● PASSAGE SHOWN:
>>>>

Revision as of 23:58, 9 June 2020

Problem

The equation $x + \sqrt{x-2} = 4$ has:

$\textbf{(A)}\ 2\text{ real roots }\qquad\textbf{(B)}\ 1\text{ real and}\ 1\text{ imaginary root}\qquad\textbf{(C)}\ 2\text{ imaginary roots}\qquad\textbf{(D)}\ \text{ no roots}\qquad\textbf{(E)}\ 1\text{ real root}$

Solution 1

$x + \sqrt{x-2} = 4$ Original Equation

$\sqrt{x-2} = 4 - x$ Subtract x from both sides

$x-2 = 16 - 8x + x^2$ Square both sides

$x^2 - 9x + 18 = 0$ Get all terms on one side

$(x-6)(x-3) = 0$ Factor

$x = \{6, 3\}$

If you put down A as your answer, it's wrong. You need to check for extraneous roots.

$6 + \sqrt{6 - 2} = 6 + \sqrt{4} = 6 + 2 = 8 \ne 4$

$3 + \sqrt{3-2} = 3 + \sqrt{1} = 3 + 1 = 4 \checkmark$

There is $\boxed{\textbf{(E)} \text{1 real root}}$

Solution 2

It's not hard to note that $x=3$ simply works, as $3 + \sqrt{1} = 4$. But, $x$ is increasing, and $\sqrt{x-2}$ is increasing, so $3$ is the only root. If $x < 3$, $x + \sqrt{x-2} < 4$, and similarly if $x > 3$, then $x + \sqrt{x-2} > 4$. Imaginary roots don't have to be considered because squaring the equation gives a quadratic, and quadratics either have only imaginary or only real roots.

<<<<

● SOURCE MATERIAL:
>>>>

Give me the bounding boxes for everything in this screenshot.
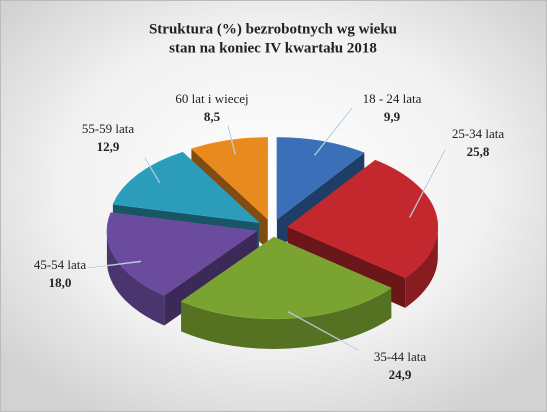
leader-line — [287, 311, 359, 351]
leader-line — [144, 157, 161, 184]
leader-line — [409, 149, 446, 218]
category-label: 25-34 lata — [452, 126, 505, 141]
value-label: 8,5 — [204, 109, 221, 124]
slice — [180, 236, 392, 320]
slice-wall — [181, 288, 392, 349]
slice — [190, 137, 269, 220]
category-label: 18 - 24 lata — [363, 91, 422, 106]
category-label: 45-54 lata — [34, 257, 87, 272]
leader-line — [314, 107, 353, 156]
slice-wall — [106, 230, 165, 326]
chart-title: Struktura (%) bezrobotnych wg wieku — [149, 21, 397, 37]
value-label: 25,8 — [467, 144, 490, 159]
category-label: 35-44 lata — [374, 349, 427, 364]
leader-line — [227, 125, 236, 155]
value-label: 24,9 — [389, 367, 412, 382]
slice — [287, 159, 439, 279]
value-label: 18,0 — [49, 275, 72, 290]
leader-line — [87, 261, 141, 269]
category-label: 55-59 lata — [82, 121, 135, 136]
slice — [276, 137, 365, 220]
slice-wall — [405, 226, 438, 308]
slice — [106, 212, 258, 296]
chart-subtitle: stan na koniec IV kwartału 2018 — [169, 40, 377, 56]
value-label: 9,9 — [384, 109, 401, 124]
value-label: 12,9 — [97, 139, 120, 154]
slice — [112, 151, 260, 224]
category-label: 60 lat i wiecej — [175, 91, 248, 106]
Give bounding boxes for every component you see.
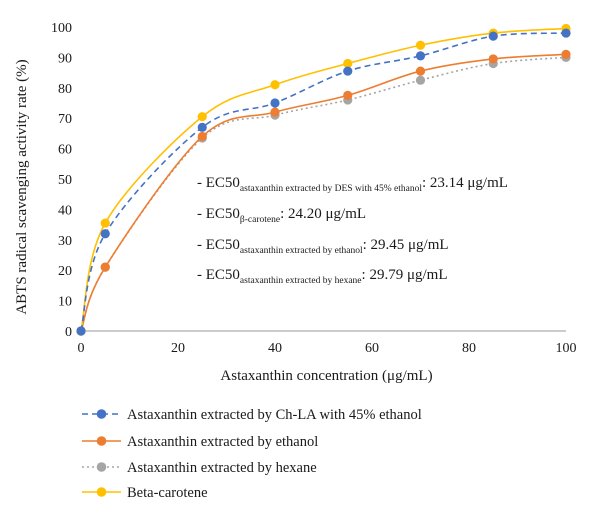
legend: Astaxanthin extracted by Ch-LA with 45% … xyxy=(82,407,422,501)
y-tick-label: 60 xyxy=(58,143,72,158)
data-point xyxy=(415,66,426,76)
y-tick-label: 20 xyxy=(58,264,72,279)
data-point xyxy=(488,54,498,64)
series-line xyxy=(80,53,567,332)
data-point xyxy=(270,98,280,108)
data-point xyxy=(197,122,207,132)
y-tick-label: 40 xyxy=(58,203,72,218)
data-point xyxy=(100,262,110,272)
legend-item: Astaxanthin extracted by hexane xyxy=(82,460,317,476)
ec50-annotation: - EC50β-carotene: 24.20 μg/mL xyxy=(197,206,366,225)
y-tick-label: 80 xyxy=(58,82,72,97)
ec50-annotation: - EC50astaxanthin extracted by DES with … xyxy=(197,175,508,194)
legend-swatch-marker xyxy=(96,487,107,497)
legend-item: Astaxanthin extracted by ethanol xyxy=(82,434,318,450)
x-tick-label: 40 xyxy=(268,341,282,356)
legend-item: Astaxanthin extracted by Ch-LA with 45% … xyxy=(82,407,422,423)
data-point xyxy=(343,66,353,76)
y-tick-label: 100 xyxy=(51,21,72,36)
y-axis-ticks: 0 10 20 30 40 50 60 70 80 90 100 xyxy=(51,21,72,340)
data-point xyxy=(561,28,571,38)
y-tick-label: 50 xyxy=(58,173,72,188)
ec50-annotation: - EC50astaxanthin extracted by ethanol: … xyxy=(197,237,449,256)
data-point xyxy=(76,326,86,336)
legend-label: Beta-carotene xyxy=(127,485,208,501)
data-point xyxy=(270,80,280,90)
legend-swatch-marker xyxy=(96,436,107,446)
data-point xyxy=(415,75,426,85)
ec50-annotation: - EC50astaxanthin extracted by hexane: 2… xyxy=(197,267,448,286)
legend-item: Beta-carotene xyxy=(82,485,208,501)
x-tick-label: 100 xyxy=(556,341,577,356)
data-point xyxy=(561,49,571,59)
series-1 xyxy=(76,28,571,336)
x-tick-label: 60 xyxy=(365,341,379,356)
data-point xyxy=(197,112,207,122)
legend-swatch-marker xyxy=(96,409,107,419)
legend-label: Astaxanthin extracted by hexane xyxy=(127,460,317,476)
x-tick-label: 20 xyxy=(171,341,185,356)
y-tick-label: 70 xyxy=(58,112,72,127)
series-group xyxy=(76,23,571,336)
y-tick-label: 10 xyxy=(58,295,72,310)
y-tick-label: 0 xyxy=(65,325,72,340)
legend-label: Astaxanthin extracted by Ch-LA with 45% … xyxy=(127,407,422,423)
data-point xyxy=(415,40,426,50)
ec50-annotations: - EC50astaxanthin extracted by DES with … xyxy=(197,175,508,286)
data-point xyxy=(415,51,426,61)
data-point xyxy=(100,229,110,239)
data-point xyxy=(343,90,353,100)
x-axis-ticks: 0 20 40 60 80 100 xyxy=(78,341,577,356)
x-axis-title: Astaxanthin concentration (μg/mL) xyxy=(220,368,432,384)
data-point xyxy=(343,58,353,69)
data-point xyxy=(270,107,280,117)
series-3 xyxy=(76,52,571,336)
data-point xyxy=(488,31,498,41)
y-tick-label: 90 xyxy=(58,51,72,66)
x-tick-label: 80 xyxy=(462,341,476,356)
legend-swatch-marker xyxy=(96,462,107,472)
y-tick-label: 30 xyxy=(58,234,72,249)
data-point xyxy=(197,131,207,142)
legend-label: Astaxanthin extracted by ethanol xyxy=(127,434,318,450)
data-point xyxy=(100,218,110,228)
x-tick-label: 0 xyxy=(78,341,85,356)
y-axis-title: ABTS radical scavenging activity rate (%… xyxy=(14,59,30,314)
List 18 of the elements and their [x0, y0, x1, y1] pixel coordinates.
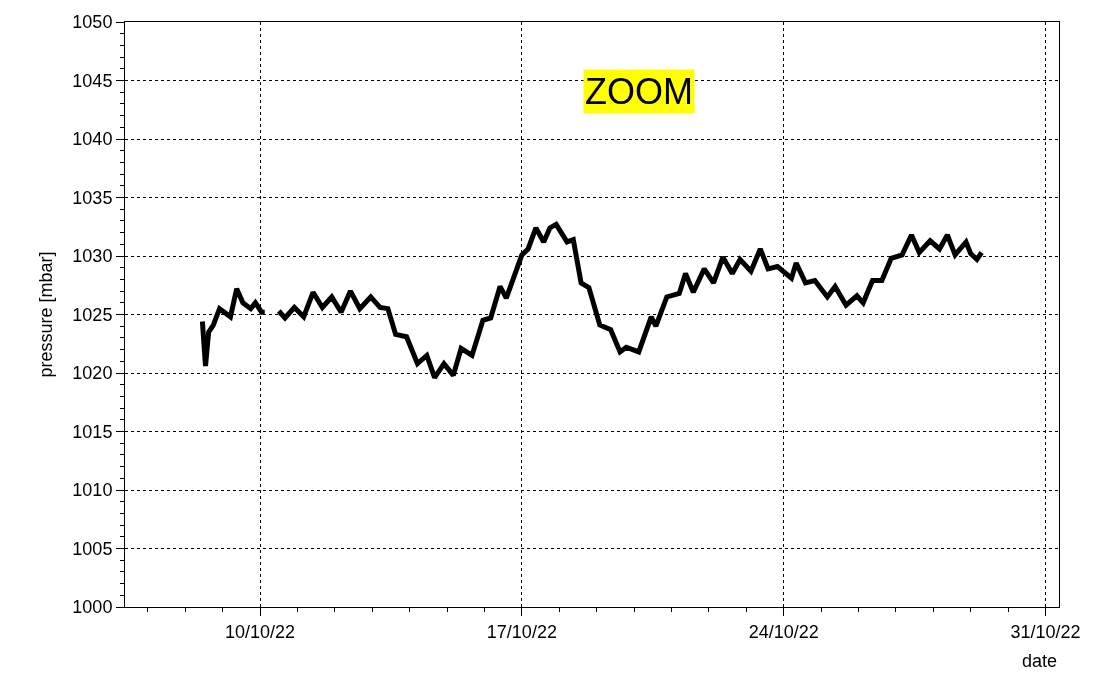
y-tick-label: 1035	[72, 187, 113, 208]
y-tick-label: 1040	[72, 129, 113, 150]
y-tick-label: 1000	[72, 597, 113, 618]
y-tick-label: 1045	[72, 70, 113, 91]
y-tick-label: 1015	[72, 421, 113, 442]
y-axis-title: pressure [mbar]	[35, 251, 56, 378]
x-axis-title: date	[1022, 651, 1058, 671]
y-tick-label: 1010	[72, 480, 113, 501]
x-tick-label: 10/10/22	[225, 621, 296, 642]
x-tick-label: 24/10/22	[748, 621, 819, 642]
x-tick-label: 31/10/22	[1010, 621, 1081, 642]
y-tick-label: 1020	[72, 363, 113, 384]
x-tick-label: 17/10/22	[486, 621, 557, 642]
y-tick-label: 1005	[72, 538, 113, 559]
annotation: ZOOM	[585, 71, 693, 112]
y-tick-label: 1025	[72, 304, 113, 325]
y-tick-label: 1030	[72, 246, 113, 267]
y-tick-label: 1050	[72, 12, 113, 33]
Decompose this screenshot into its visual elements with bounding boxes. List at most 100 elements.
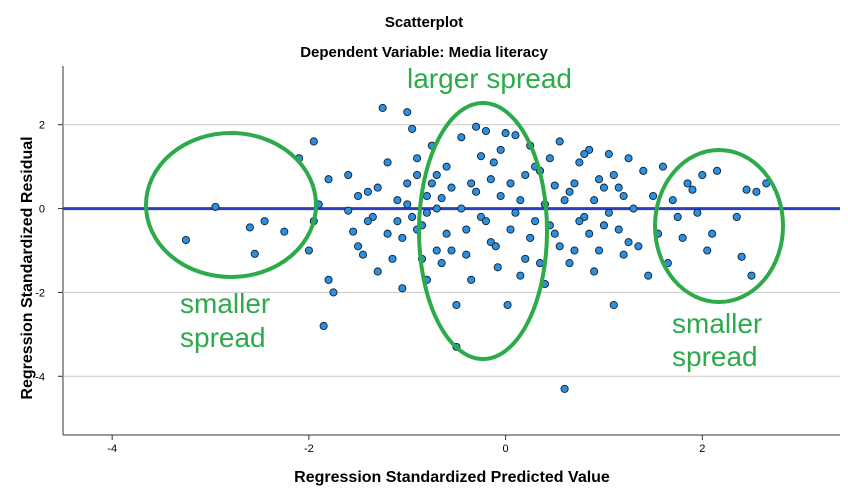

<<<<

● TASKS AND EXERCISES:
- a) Print the passage on the equation $x + \sqrt{x-2} = 4$ word for word, from "If you put down" up to and including "only real roots.".
- b) In the rows, from the line with "leader-line — [287, 311, 359, 351]" up to and including the line with "value-label: 25,8 — [467, 144, 490, 159]", swap "leader-line" for "connector-line". Give only those lines and leave everything else in them unchanged.

● SOLUTIONS FOR EACH TASK:
- a)
If you put down A as your answer, it's wrong. You need to check for extraneous roots.

$6 + \sqrt{6 - 2} = 6 + \sqrt{4} = 6 + 2 = 8 \ne 4$

$3 + \sqrt{3-2} = 3 + \sqrt{1} = 3 + 1 = 4 \checkmark$

There is $\boxed{\textbf{(E)} \text{1 real root}}$

Solution 2

It's not hard to note that $x=3$ simply works, as $3 + \sqrt{1} = 4$. But, $x$ is increasing, and $\sqrt{x-2}$ is increasing, so $3$ is the only root. If $x < 3$, $x + \sqrt{x-2} < 4$, and similarly if $x > 3$, then $x + \sqrt{x-2} > 4$. Imaginary roots don't have to be considered because squaring the equation gives a quadratic, and quadratics either have only imaginary or only real roots.

- b)
connector-line — [287, 311, 359, 351]
connector-line — [144, 157, 161, 184]
connector-line — [409, 149, 446, 218]
category-label: 25-34 lata — [452, 126, 505, 141]
value-label: 8,5 — [204, 109, 221, 124]
slice — [180, 236, 392, 320]
slice-wall — [181, 288, 392, 349]
slice — [190, 137, 269, 220]
category-label: 18 - 24 lata — [363, 91, 422, 106]
category-label: 45-54 lata — [34, 257, 87, 272]
connector-line — [314, 107, 353, 156]
slice-wall — [106, 230, 165, 326]
chart-title: Struktura (%) bezrobotnych wg wieku — [149, 21, 397, 37]
value-label: 25,8 — [467, 144, 490, 159]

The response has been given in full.